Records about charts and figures
+ + + +

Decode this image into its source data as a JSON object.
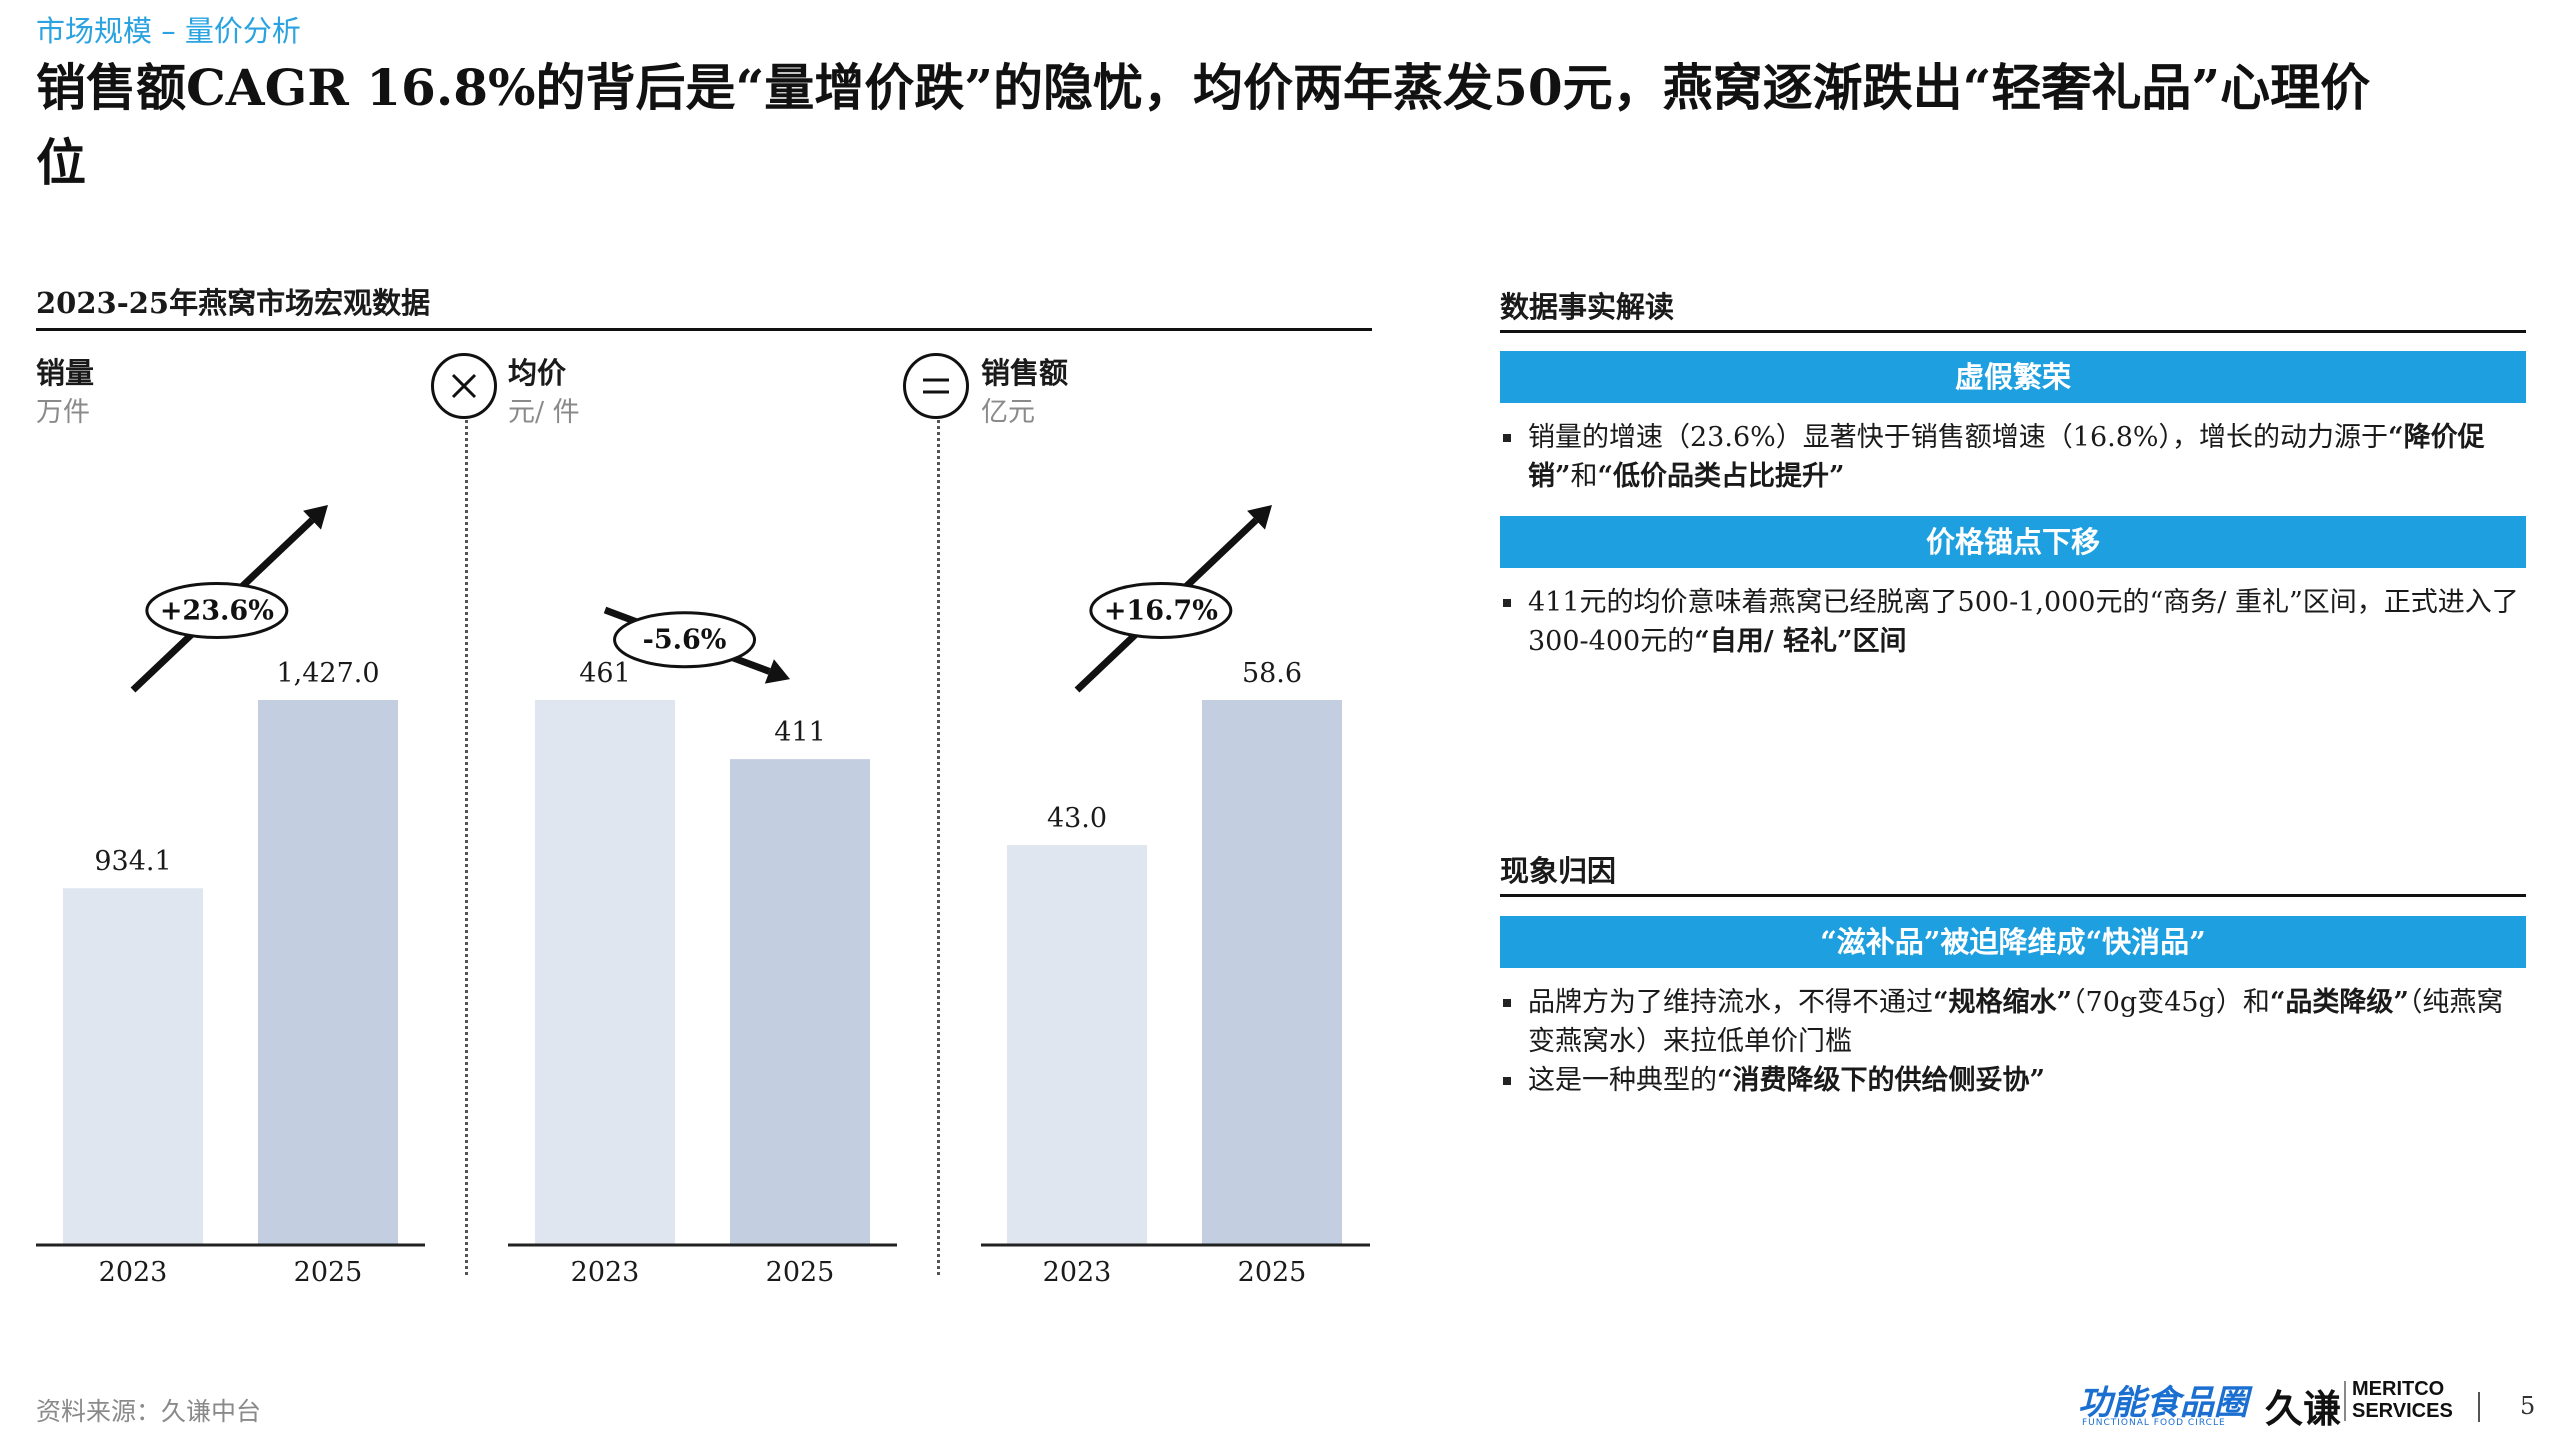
{
  "section_tag": "市场规模 – 量价分析",
  "headline": "销售额CAGR 16.8%的背后是“量增价跌”的隐忧，均价两年蒸发50元，燕窝逐渐跌出“轻奢礼品”心理价位",
  "left_panel": {
    "title": "2023-25年燕窝市场宏观数据",
    "operators": {
      "multiply": "×",
      "equals": "="
    }
  },
  "chart_data": [
    {
      "type": "bar",
      "title": "销量",
      "unit": "万件",
      "categories": [
        "2023",
        "2025"
      ],
      "values": [
        934.1,
        1427.0
      ],
      "value_labels": [
        "934.1",
        "1,427.0"
      ],
      "change_label": "+23.6%",
      "trend": "up",
      "colors": [
        "#dfe6f0",
        "#c3cfe1"
      ]
    },
    {
      "type": "bar",
      "title": "均价",
      "unit": "元/ 件",
      "categories": [
        "2023",
        "2025"
      ],
      "values": [
        461,
        411
      ],
      "value_labels": [
        "461",
        "411"
      ],
      "change_label": "-5.6%",
      "trend": "down",
      "colors": [
        "#dfe6f0",
        "#c3cfe1"
      ]
    },
    {
      "type": "bar",
      "title": "销售额",
      "unit": "亿元",
      "categories": [
        "2023",
        "2025"
      ],
      "values": [
        43.0,
        58.6
      ],
      "value_labels": [
        "43.0",
        "58.6"
      ],
      "change_label": "+16.7%",
      "trend": "up",
      "colors": [
        "#dfe6f0",
        "#c3cfe1"
      ]
    }
  ],
  "right_panel": {
    "facts_title": "数据事实解读",
    "band1": "虚假繁荣",
    "band1_text": "销量的增速（23.6%）显著快于销售额增速（16.8%），增长的动力源于",
    "band1_bold": "“降价促销”",
    "band1_mid": "和",
    "band1_bold2": "“低价品类占比提升”",
    "band2": "价格锚点下移",
    "band2_text": "411元的均价意味着燕窝已经脱离了500-1,000元的“商务/ 重礼”区间，正式进入了300-400元的",
    "band2_bold": "“自用/ 轻礼”区间",
    "cause_title": "现象归因",
    "band3": "“滋补品”被迫降维成“快消品”",
    "band3_text1": "品牌方为了维持流水，不得不通过",
    "band3_bold1": "“规格缩水”",
    "band3_text2": "（70g变45g）和",
    "band3_bold2": "“品类降级”",
    "band3_text3": "（纯燕窝变燕窝水）来拉低单价门槛",
    "band3_text4": "这是一种典型的",
    "band3_bold3": "“消费降级下的供给侧妥协”"
  },
  "footer": {
    "source": "资料来源：久谦中台",
    "logo1": "功能食品圈",
    "logo1_sub": "FUNCTIONAL FOOD CIRCLE",
    "logo2_cn": "久谦",
    "logo2_en1": "MERITCO",
    "logo2_en2": "SERVICES",
    "page": "5"
  }
}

+ + + +

= Exercise aim =
Using the records above, select and copy every line that has the word "source".

= Correct result =
Decode this image into its source data as a JSON object.
    "source": "资料来源：久谦中台",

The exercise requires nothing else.